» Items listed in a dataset

===

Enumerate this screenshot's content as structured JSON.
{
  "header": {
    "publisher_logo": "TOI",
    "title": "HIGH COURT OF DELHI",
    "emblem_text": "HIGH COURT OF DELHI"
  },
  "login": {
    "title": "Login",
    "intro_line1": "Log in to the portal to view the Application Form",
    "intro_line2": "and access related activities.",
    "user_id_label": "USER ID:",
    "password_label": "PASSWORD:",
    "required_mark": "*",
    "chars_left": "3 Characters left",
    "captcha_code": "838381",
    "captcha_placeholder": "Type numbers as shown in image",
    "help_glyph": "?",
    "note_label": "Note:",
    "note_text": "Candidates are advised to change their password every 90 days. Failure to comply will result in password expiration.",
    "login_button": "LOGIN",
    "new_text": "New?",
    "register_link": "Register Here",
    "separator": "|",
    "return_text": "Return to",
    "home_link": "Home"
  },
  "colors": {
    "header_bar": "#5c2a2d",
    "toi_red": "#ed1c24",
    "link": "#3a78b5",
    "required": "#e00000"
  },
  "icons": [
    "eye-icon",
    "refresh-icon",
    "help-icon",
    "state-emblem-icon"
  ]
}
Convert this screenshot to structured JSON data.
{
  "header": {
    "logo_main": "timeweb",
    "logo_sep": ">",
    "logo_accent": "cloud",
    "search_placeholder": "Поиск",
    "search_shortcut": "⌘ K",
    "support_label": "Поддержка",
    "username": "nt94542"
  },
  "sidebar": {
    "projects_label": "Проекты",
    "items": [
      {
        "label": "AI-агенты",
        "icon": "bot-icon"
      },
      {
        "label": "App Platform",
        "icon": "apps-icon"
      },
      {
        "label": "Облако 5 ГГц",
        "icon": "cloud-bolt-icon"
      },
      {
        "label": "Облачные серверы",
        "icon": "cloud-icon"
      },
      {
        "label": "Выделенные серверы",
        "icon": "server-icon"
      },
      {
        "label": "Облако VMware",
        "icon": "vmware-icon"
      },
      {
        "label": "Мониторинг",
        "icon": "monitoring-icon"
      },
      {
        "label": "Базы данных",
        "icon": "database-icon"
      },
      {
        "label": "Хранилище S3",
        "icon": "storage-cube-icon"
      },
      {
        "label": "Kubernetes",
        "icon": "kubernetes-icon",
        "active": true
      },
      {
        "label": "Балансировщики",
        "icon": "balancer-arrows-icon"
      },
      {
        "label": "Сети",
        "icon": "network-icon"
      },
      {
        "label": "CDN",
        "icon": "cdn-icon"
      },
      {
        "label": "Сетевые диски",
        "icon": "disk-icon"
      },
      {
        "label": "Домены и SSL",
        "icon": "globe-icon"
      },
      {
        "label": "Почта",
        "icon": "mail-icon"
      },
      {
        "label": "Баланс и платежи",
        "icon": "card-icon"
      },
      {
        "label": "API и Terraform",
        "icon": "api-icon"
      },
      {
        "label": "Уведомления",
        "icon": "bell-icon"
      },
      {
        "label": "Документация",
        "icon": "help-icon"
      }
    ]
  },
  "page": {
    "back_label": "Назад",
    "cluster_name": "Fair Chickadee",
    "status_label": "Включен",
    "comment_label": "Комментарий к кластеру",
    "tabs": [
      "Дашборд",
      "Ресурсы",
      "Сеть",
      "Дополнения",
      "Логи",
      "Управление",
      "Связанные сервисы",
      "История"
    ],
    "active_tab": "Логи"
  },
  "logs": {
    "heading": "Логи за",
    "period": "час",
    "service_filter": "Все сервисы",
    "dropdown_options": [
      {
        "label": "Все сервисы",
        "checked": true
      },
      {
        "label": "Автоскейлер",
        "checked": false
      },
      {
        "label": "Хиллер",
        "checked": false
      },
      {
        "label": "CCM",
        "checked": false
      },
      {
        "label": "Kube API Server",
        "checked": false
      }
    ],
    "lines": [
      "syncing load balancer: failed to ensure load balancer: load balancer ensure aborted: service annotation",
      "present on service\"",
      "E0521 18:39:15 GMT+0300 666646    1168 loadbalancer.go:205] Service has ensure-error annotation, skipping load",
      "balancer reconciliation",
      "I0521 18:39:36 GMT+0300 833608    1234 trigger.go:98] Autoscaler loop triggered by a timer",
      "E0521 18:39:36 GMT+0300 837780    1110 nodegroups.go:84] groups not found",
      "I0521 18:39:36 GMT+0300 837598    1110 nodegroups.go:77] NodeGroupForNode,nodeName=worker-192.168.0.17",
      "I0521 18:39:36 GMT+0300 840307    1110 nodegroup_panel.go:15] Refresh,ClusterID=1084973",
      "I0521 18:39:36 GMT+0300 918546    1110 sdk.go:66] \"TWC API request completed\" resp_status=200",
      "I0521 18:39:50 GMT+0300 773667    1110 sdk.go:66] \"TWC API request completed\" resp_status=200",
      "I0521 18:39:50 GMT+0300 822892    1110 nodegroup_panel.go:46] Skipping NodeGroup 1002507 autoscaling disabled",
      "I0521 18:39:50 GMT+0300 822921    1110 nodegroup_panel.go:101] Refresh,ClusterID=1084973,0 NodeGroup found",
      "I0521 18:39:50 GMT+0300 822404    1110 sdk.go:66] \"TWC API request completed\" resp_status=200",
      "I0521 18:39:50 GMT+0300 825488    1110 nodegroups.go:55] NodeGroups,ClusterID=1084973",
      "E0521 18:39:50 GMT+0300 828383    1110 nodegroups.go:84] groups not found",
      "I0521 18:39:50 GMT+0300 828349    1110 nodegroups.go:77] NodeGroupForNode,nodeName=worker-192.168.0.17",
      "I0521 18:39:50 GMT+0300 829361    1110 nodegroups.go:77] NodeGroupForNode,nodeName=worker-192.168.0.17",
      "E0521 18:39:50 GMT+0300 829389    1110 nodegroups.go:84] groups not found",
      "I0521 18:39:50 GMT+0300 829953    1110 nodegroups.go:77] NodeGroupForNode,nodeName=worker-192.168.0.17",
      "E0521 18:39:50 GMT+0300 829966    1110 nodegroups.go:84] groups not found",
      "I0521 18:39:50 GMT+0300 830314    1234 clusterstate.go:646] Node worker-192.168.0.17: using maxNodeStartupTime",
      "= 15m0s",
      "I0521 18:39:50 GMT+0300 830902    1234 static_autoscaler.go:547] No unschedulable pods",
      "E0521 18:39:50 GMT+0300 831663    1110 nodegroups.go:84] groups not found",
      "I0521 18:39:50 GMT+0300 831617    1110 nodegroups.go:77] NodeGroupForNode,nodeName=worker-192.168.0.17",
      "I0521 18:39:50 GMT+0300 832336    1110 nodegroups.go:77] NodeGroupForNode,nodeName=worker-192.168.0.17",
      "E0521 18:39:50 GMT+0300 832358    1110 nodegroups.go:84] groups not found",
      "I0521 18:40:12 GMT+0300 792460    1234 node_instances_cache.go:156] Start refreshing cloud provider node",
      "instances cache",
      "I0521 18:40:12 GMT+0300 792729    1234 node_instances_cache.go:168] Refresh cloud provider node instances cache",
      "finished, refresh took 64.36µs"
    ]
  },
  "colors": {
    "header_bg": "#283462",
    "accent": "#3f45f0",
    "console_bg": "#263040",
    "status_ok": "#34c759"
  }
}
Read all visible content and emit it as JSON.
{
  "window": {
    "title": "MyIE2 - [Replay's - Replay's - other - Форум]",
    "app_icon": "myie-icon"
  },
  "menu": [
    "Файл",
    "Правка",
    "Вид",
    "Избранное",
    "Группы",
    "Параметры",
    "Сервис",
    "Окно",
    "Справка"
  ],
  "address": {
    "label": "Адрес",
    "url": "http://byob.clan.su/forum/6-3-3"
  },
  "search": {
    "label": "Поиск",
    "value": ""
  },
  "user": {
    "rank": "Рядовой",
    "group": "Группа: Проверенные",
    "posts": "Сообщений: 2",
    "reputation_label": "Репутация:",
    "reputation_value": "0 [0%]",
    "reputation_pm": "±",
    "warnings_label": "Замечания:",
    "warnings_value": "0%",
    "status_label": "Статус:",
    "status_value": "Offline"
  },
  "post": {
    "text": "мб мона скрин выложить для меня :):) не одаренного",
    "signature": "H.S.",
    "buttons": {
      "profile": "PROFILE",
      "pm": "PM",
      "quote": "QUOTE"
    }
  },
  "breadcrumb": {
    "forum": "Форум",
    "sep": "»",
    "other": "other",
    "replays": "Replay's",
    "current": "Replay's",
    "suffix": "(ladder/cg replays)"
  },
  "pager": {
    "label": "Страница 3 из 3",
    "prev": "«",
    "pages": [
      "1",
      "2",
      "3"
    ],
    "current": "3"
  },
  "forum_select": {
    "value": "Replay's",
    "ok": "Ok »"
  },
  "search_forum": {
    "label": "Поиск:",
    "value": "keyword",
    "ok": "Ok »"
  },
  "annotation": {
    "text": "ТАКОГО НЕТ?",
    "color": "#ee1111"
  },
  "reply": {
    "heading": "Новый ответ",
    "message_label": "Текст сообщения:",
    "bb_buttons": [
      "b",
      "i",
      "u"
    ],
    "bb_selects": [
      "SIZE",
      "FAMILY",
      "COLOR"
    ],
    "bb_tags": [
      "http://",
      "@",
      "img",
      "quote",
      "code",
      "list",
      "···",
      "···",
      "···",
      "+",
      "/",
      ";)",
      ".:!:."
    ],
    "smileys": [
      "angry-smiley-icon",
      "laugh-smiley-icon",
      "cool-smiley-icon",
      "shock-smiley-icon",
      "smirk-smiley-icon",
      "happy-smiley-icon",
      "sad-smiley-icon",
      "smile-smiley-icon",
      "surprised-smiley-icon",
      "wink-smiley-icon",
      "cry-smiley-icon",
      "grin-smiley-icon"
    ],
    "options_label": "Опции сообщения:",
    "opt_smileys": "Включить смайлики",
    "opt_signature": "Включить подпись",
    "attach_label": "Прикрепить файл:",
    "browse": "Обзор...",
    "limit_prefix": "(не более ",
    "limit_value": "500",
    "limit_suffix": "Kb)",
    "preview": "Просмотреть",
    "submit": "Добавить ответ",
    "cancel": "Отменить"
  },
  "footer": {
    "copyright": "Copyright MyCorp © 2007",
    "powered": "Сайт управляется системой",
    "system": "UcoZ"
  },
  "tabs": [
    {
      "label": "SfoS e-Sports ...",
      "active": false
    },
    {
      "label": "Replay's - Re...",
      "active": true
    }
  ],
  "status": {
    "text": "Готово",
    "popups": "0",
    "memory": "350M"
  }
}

===

» DIRECTIVE
All lines in the data that contain the word "сообщения" should be copied.

» EXERCISE SOLUTION
    "message_label": "Текст сообщения:",
    "options_label": "Опции сообщения:",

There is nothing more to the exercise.